Saved entries
= = =
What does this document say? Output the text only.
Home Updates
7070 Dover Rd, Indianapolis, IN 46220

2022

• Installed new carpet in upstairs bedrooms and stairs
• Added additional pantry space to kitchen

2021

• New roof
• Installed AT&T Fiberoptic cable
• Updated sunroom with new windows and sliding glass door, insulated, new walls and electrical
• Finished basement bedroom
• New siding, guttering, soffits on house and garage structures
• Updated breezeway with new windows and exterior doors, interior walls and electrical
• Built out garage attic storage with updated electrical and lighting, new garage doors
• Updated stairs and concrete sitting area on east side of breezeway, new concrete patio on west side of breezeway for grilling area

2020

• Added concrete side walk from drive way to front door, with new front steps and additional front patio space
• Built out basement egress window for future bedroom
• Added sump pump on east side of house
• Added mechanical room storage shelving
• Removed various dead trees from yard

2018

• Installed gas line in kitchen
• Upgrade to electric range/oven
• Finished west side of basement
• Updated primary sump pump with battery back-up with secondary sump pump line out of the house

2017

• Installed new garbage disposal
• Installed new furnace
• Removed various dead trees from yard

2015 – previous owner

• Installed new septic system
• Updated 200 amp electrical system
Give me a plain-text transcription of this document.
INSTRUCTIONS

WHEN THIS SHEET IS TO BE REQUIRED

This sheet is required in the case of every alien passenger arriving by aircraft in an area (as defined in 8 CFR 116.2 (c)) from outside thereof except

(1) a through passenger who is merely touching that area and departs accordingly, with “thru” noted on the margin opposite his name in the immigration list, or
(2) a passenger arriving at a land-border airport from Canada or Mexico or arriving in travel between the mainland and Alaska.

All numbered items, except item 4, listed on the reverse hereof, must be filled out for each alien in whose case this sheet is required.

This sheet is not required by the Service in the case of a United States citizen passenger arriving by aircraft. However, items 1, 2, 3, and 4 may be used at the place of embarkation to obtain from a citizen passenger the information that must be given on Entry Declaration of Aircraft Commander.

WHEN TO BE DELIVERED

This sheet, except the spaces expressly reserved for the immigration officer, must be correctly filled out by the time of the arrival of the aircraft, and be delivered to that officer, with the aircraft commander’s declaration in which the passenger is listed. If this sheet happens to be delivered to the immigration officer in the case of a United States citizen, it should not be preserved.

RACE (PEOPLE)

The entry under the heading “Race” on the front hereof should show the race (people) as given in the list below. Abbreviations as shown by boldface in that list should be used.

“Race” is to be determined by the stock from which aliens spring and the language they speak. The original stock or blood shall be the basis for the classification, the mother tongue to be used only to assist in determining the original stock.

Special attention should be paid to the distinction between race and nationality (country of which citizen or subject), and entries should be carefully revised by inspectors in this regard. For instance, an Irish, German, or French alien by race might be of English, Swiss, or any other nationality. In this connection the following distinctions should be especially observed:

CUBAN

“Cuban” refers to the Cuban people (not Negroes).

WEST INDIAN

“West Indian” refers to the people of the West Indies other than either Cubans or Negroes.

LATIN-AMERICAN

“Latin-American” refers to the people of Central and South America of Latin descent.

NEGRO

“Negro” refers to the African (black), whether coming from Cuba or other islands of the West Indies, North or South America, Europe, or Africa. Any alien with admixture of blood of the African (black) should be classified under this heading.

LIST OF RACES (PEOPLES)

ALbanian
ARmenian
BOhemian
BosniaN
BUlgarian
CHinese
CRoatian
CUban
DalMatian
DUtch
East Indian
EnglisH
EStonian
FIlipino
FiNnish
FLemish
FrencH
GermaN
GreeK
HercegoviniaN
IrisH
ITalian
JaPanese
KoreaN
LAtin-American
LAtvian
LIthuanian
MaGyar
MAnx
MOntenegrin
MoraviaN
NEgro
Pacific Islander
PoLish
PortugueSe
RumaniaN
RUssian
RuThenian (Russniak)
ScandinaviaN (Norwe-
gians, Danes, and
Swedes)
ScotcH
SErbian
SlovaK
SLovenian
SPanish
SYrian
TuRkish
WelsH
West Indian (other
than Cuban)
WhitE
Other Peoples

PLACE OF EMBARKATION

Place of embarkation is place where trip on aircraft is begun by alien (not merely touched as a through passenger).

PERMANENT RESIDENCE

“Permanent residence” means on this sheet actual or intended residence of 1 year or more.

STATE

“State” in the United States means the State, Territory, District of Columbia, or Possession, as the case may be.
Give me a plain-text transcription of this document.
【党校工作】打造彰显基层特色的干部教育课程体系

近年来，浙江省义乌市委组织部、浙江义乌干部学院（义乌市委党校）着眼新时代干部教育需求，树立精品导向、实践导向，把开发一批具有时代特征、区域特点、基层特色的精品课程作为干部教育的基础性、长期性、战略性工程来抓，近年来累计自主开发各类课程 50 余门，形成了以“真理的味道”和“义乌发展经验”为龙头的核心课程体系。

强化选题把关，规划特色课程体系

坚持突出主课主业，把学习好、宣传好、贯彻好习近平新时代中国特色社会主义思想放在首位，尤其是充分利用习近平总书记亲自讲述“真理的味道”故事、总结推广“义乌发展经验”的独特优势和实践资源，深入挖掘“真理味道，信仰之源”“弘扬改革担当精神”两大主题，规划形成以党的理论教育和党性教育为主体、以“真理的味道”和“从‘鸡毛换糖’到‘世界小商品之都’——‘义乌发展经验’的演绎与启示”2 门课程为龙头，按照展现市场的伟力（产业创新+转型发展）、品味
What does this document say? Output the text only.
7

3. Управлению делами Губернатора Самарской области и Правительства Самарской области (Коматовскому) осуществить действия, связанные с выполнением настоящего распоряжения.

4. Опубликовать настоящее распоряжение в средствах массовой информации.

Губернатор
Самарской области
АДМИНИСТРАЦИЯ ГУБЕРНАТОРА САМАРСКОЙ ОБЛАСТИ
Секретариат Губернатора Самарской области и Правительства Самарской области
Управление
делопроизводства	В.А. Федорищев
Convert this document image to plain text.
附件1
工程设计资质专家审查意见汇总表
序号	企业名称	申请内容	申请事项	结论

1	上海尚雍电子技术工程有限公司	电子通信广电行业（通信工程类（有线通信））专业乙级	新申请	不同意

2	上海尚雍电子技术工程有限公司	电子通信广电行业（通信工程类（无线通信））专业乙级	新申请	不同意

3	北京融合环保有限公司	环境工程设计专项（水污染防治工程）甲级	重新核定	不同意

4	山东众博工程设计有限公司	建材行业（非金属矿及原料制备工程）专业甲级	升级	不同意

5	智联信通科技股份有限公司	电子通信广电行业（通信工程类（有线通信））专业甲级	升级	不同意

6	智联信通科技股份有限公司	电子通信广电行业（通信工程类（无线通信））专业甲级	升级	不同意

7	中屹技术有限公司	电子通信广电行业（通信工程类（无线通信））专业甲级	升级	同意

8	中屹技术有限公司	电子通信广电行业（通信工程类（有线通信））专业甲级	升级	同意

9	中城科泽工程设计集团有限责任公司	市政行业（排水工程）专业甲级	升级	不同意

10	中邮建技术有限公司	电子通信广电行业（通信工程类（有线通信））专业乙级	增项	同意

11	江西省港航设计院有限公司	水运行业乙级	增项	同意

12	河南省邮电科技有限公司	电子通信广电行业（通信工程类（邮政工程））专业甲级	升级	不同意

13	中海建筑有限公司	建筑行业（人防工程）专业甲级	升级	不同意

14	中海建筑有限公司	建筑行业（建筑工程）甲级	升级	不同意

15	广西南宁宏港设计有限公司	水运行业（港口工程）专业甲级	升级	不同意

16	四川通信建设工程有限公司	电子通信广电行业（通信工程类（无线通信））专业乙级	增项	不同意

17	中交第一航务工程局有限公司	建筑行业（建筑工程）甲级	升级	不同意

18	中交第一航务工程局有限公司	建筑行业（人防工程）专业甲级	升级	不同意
= = =
Show every line where the string "States" appears.

- _ANSWER_
This sheet is not required by the Service in the case of a United States citizen passenger arriving by aircraft. However, items 1, 2, 3, and 4 may be used at the place of embarkation to obtain from a citizen passenger the information that must be given on Entry Declaration of Aircraft Commander.
This sheet, except the spaces expressly reserved for the immigration officer, must be correctly filled out by the time of the arrival of the aircraft, and be delivered to that officer, with the aircraft commander’s declaration in which the passenger is listed. If this sheet happens to be delivered to the immigration officer in the case of a United States citizen, it should not be preserved.
“State” in the United States means the State, Territory, District of Columbia, or Possession, as the case may be.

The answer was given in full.